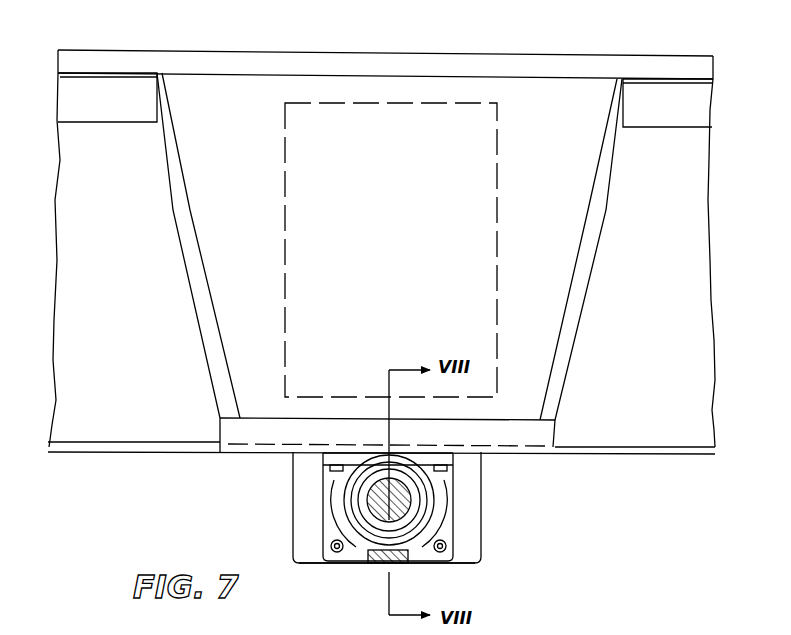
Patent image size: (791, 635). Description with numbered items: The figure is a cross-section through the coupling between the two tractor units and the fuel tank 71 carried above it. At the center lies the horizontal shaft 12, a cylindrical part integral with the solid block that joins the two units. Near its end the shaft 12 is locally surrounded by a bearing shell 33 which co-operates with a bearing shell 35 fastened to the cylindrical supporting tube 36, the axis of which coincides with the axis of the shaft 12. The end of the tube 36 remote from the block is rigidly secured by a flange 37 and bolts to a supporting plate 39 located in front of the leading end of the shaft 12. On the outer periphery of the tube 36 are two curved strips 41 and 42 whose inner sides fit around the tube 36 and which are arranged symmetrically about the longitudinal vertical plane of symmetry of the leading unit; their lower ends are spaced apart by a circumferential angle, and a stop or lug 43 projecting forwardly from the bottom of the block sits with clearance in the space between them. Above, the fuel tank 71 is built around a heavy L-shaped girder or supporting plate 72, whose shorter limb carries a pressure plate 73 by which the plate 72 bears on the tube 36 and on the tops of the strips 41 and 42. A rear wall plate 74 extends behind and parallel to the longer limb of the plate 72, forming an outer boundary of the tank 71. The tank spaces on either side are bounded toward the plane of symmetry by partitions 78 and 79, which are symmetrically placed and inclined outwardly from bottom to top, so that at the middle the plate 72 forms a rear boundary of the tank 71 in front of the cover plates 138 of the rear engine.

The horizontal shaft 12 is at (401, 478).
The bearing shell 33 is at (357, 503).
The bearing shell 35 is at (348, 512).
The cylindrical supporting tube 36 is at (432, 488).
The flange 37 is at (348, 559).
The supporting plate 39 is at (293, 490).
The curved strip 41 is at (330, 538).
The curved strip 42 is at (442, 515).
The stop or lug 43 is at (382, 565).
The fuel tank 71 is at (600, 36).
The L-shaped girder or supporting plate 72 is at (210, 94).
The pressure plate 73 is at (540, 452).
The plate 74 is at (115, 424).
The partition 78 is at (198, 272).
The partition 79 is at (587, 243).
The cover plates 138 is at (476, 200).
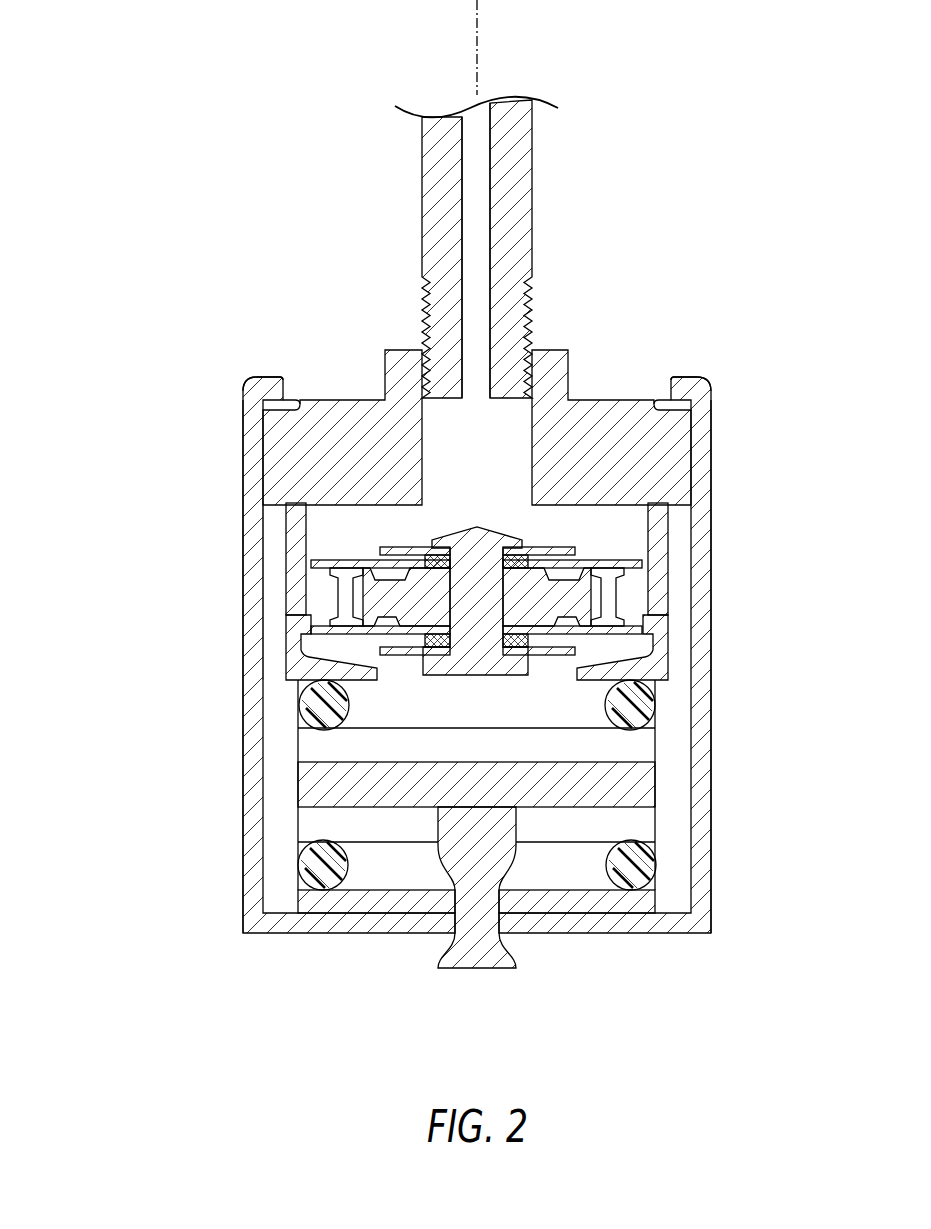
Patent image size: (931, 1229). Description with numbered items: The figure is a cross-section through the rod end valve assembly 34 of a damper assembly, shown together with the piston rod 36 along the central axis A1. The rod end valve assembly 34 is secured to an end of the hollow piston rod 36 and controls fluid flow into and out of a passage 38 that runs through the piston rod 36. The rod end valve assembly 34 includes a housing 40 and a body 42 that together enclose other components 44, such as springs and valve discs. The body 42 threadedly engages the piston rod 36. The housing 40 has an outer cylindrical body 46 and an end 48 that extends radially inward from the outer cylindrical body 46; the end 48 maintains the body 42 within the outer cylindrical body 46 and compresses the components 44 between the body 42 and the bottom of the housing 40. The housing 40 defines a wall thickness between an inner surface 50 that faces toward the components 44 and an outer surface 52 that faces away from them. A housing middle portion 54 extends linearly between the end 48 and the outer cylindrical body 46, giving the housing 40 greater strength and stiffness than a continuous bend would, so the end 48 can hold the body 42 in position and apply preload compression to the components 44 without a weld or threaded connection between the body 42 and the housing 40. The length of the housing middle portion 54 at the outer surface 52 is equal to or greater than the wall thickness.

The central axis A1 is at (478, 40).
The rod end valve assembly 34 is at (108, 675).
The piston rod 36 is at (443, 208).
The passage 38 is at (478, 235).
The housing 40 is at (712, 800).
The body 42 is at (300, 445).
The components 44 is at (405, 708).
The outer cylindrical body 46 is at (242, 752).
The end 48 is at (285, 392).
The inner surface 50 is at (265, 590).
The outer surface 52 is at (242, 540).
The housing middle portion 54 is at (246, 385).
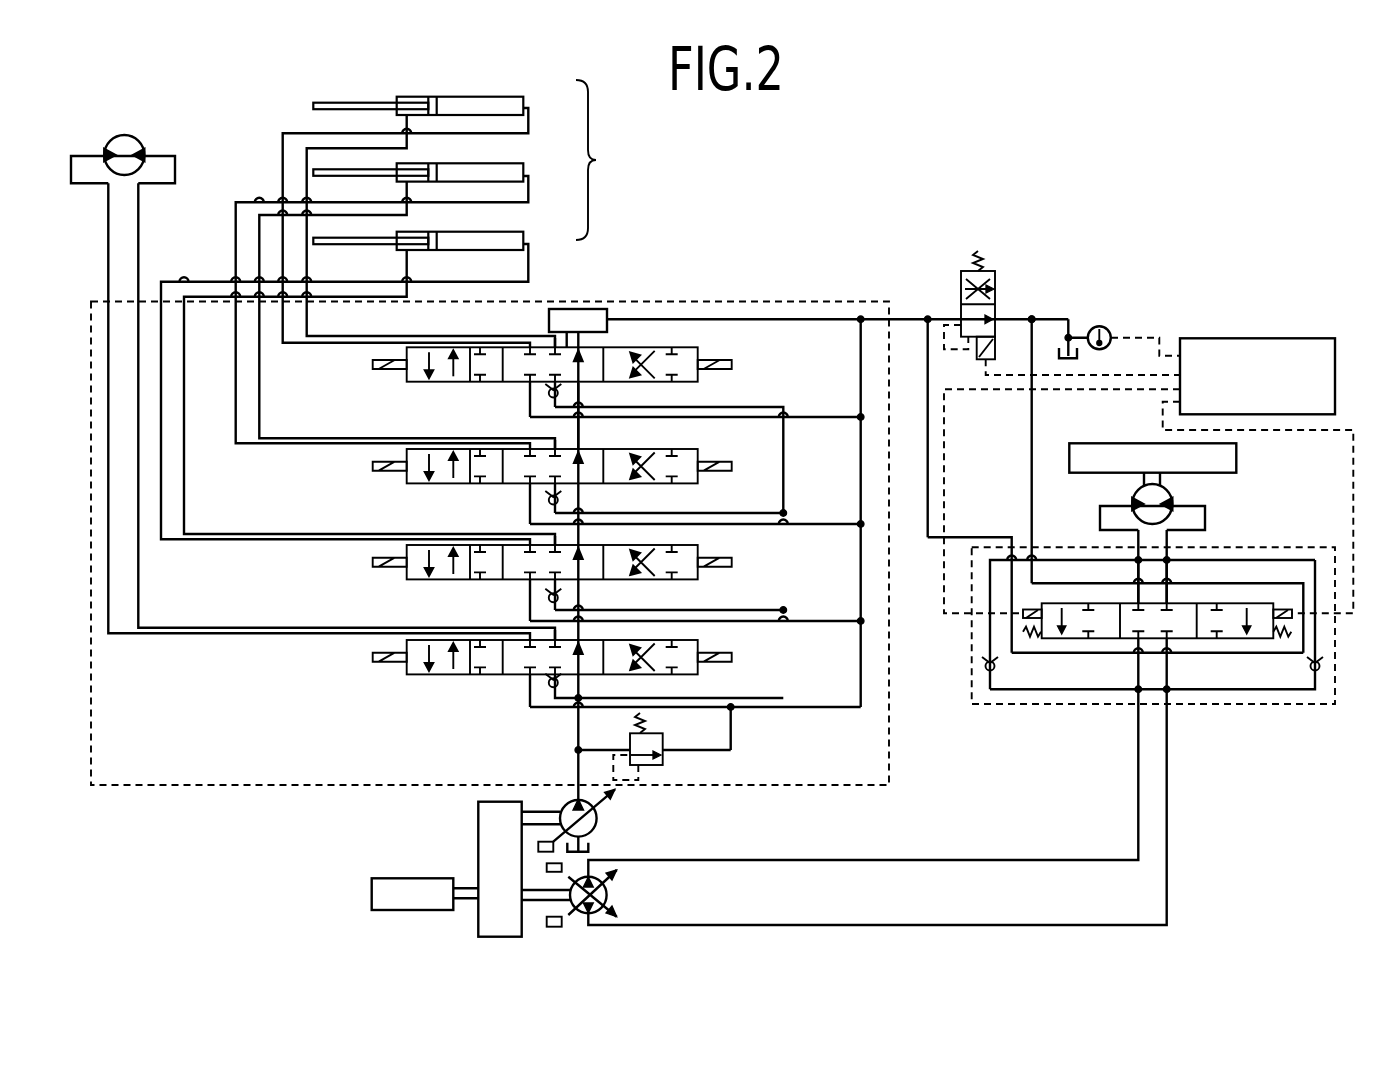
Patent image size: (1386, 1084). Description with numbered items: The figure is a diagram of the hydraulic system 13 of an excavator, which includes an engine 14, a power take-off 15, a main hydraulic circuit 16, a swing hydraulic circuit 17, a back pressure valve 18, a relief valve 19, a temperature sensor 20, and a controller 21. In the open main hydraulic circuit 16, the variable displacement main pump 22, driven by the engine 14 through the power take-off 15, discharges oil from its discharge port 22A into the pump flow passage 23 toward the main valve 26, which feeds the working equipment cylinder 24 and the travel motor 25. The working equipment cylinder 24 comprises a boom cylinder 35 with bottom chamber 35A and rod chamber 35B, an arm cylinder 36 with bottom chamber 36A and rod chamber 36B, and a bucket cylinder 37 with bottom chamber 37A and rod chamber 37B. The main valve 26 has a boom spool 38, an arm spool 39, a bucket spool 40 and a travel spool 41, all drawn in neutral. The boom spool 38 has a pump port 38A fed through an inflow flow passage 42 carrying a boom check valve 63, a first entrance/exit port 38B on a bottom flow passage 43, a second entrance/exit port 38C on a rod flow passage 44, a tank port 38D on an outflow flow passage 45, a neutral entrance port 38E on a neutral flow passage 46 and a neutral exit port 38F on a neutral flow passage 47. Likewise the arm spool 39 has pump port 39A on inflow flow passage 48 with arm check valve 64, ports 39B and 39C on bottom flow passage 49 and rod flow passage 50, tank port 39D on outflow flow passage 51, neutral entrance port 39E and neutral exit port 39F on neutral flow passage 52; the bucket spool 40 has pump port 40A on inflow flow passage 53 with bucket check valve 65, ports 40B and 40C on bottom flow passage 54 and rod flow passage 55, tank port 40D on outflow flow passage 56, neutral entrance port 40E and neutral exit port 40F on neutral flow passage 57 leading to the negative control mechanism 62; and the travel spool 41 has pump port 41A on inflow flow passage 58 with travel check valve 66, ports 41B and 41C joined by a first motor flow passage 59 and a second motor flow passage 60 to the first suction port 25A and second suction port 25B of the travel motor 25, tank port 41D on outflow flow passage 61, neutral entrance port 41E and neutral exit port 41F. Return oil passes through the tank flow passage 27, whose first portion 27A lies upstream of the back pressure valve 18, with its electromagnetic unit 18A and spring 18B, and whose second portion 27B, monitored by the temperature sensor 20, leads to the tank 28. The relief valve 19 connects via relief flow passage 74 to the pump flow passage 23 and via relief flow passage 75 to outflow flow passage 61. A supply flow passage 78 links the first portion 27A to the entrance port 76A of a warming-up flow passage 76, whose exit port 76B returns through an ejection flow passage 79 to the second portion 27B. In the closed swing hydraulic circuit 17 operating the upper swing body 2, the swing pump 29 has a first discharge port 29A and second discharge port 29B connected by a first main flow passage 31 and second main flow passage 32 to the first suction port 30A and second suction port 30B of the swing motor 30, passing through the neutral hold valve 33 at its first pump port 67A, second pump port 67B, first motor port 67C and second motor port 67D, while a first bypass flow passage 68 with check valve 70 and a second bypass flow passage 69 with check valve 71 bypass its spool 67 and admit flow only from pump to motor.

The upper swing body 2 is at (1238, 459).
────
Reproduce all of the entries above word for word, omitting the pictures.

Patent image size: (791, 635). Description with numbered items: The figure is a cross-section through the coupling between the two tractor units and the fuel tank 71 carried above it. At the center lies the horizontal shaft 12, a cylindrical part integral with the solid block that joins the two units. Near its end the shaft 12 is locally surrounded by a bearing shell 33 which co-operates with a bearing shell 35 fastened to the cylindrical supporting tube 36, the axis of which coincides with the axis of the shaft 12. The end of the tube 36 remote from the block is rigidly secured by a flange 37 and bolts to a supporting plate 39 located in front of the leading end of the shaft 12. On the outer periphery of the tube 36 are two curved strips 41 and 42 whose inner sides fit around the tube 36 and which are arranged symmetrically about the longitudinal vertical plane of symmetry of the leading unit; their lower ends are spaced apart by a circumferential angle, and a stop or lug 43 projecting forwardly from the bottom of the block sits with clearance in the space between them. Above, the fuel tank 71 is built around a heavy L-shaped girder or supporting plate 72, whose shorter limb carries a pressure plate 73 by which the plate 72 bears on the tube 36 and on the tops of the strips 41 and 42. A rear wall plate 74 extends behind and parallel to the longer limb of the plate 72, forming an outer boundary of the tank 71. The tank spaces on either side are bounded toward the plane of symmetry by partitions 78 and 79, which are symmetrically placed and inclined outwardly from bottom to top, so that at the middle the plate 72 forms a rear boundary of the tank 71 in front of the cover plates 138 of the rear engine.

The horizontal shaft 12 is at (401, 478).
The bearing shell 33 is at (357, 503).
The bearing shell 35 is at (348, 512).
The cylindrical supporting tube 36 is at (432, 488).
The flange 37 is at (348, 559).
The supporting plate 39 is at (293, 490).
The curved strip 41 is at (330, 538).
The curved strip 42 is at (442, 515).
The stop or lug 43 is at (382, 565).
The fuel tank 71 is at (600, 36).
The L-shaped girder or supporting plate 72 is at (210, 94).
The pressure plate 73 is at (540, 452).
The plate 74 is at (115, 424).
The partition 78 is at (198, 272).
The partition 79 is at (587, 243).
The cover plates 138 is at (476, 200).
Patent image size: (931, 1229). Description with numbered items: The figure is a cross-section through the rod end valve assembly 34 of a damper assembly, shown together with the piston rod 36 along the central axis A1. The rod end valve assembly 34 is secured to an end of the hollow piston rod 36 and controls fluid flow into and out of a passage 38 that runs through the piston rod 36. The rod end valve assembly 34 includes a housing 40 and a body 42 that together enclose other components 44, such as springs and valve discs. The body 42 threadedly engages the piston rod 36. The housing 40 has an outer cylindrical body 46 and an end 48 that extends radially inward from the outer cylindrical body 46; the end 48 maintains the body 42 within the outer cylindrical body 46 and compresses the components 44 between the body 42 and the bottom of the housing 40. The housing 40 defines a wall thickness between an inner surface 50 that faces toward the components 44 and an outer surface 52 that faces away from them. A housing middle portion 54 extends linearly between the end 48 and the outer cylindrical body 46, giving the housing 40 greater strength and stiffness than a continuous bend would, so the end 48 can hold the body 42 in position and apply preload compression to the components 44 without a weld or threaded connection between the body 42 and the housing 40. The length of the housing middle portion 54 at the outer surface 52 is equal to or greater than the wall thickness.

The central axis A1 is at (478, 40).
The rod end valve assembly 34 is at (108, 675).
The piston rod 36 is at (443, 208).
The passage 38 is at (478, 235).
The housing 40 is at (712, 800).
The body 42 is at (300, 445).
The components 44 is at (405, 708).
The outer cylindrical body 46 is at (242, 752).
The end 48 is at (285, 392).
The inner surface 50 is at (265, 590).
The outer surface 52 is at (242, 540).
The housing middle portion 54 is at (246, 385).
Patent image size: (1386, 1084). Description with numbered items: The figure is a diagram of the hydraulic system 13 of an excavator, which includes an engine 14, a power take-off 15, a main hydraulic circuit 16, a swing hydraulic circuit 17, a back pressure valve 18, a relief valve 19, a temperature sensor 20, and a controller 21. In the open main hydraulic circuit 16, the variable displacement main pump 22, driven by the engine 14 through the power take-off 15, discharges oil from its discharge port 22A into the pump flow passage 23 toward the main valve 26, which feeds the working equipment cylinder 24 and the travel motor 25. The working equipment cylinder 24 comprises a boom cylinder 35 with bottom chamber 35A and rod chamber 35B, an arm cylinder 36 with bottom chamber 36A and rod chamber 36B, and a bucket cylinder 37 with bottom chamber 37A and rod chamber 37B. The main valve 26 has a boom spool 38, an arm spool 39, a bucket spool 40 and a travel spool 41, all drawn in neutral. The boom spool 38 has a pump port 38A fed through an inflow flow passage 42 carrying a boom check valve 63, a first entrance/exit port 38B on a bottom flow passage 43, a second entrance/exit port 38C on a rod flow passage 44, a tank port 38D on an outflow flow passage 45, a neutral entrance port 38E on a neutral flow passage 46 and a neutral exit port 38F on a neutral flow passage 47. Likewise the arm spool 39 has pump port 39A on inflow flow passage 48 with arm check valve 64, ports 39B and 39C on bottom flow passage 49 and rod flow passage 50, tank port 39D on outflow flow passage 51, neutral entrance port 39E and neutral exit port 39F on neutral flow passage 52; the bucket spool 40 has pump port 40A on inflow flow passage 53 with bucket check valve 65, ports 40B and 40C on bottom flow passage 54 and rod flow passage 55, tank port 40D on outflow flow passage 56, neutral entrance port 40E and neutral exit port 40F on neutral flow passage 57 leading to the negative control mechanism 62; and the travel spool 41 has pump port 41A on inflow flow passage 58 with travel check valve 66, ports 41B and 41C joined by a first motor flow passage 59 and a second motor flow passage 60 to the first suction port 25A and second suction port 25B of the travel motor 25, tank port 41D on outflow flow passage 61, neutral entrance port 41E and neutral exit port 41F. Return oil passes through the tank flow passage 27, whose first portion 27A lies upstream of the back pressure valve 18, with its electromagnetic unit 18A and spring 18B, and whose second portion 27B, monitored by the temperature sensor 20, leads to the tank 28. The relief valve 19 connects via relief flow passage 74 to the pump flow passage 23 and via relief flow passage 75 to outflow flow passage 61. A supply flow passage 78 links the first portion 27A to the entrance port 76A of a warming-up flow passage 76, whose exit port 76B returns through an ejection flow passage 79 to the second portion 27B. In the closed swing hydraulic circuit 17 operating the upper swing body 2, the swing pump 29 has a first discharge port 29A and second discharge port 29B connected by a first main flow passage 31 and second main flow passage 32 to the first suction port 30A and second suction port 30B of the swing motor 30, passing through the neutral hold valve 33 at its first pump port 67A, second pump port 67B, first motor port 67C and second motor port 67D, while a first bypass flow passage 68 with check valve 70 and a second bypass flow passage 69 with check valve 71 bypass its spool 67 and admit flow only from pump to motor.

The upper swing body 2 is at (1238, 459).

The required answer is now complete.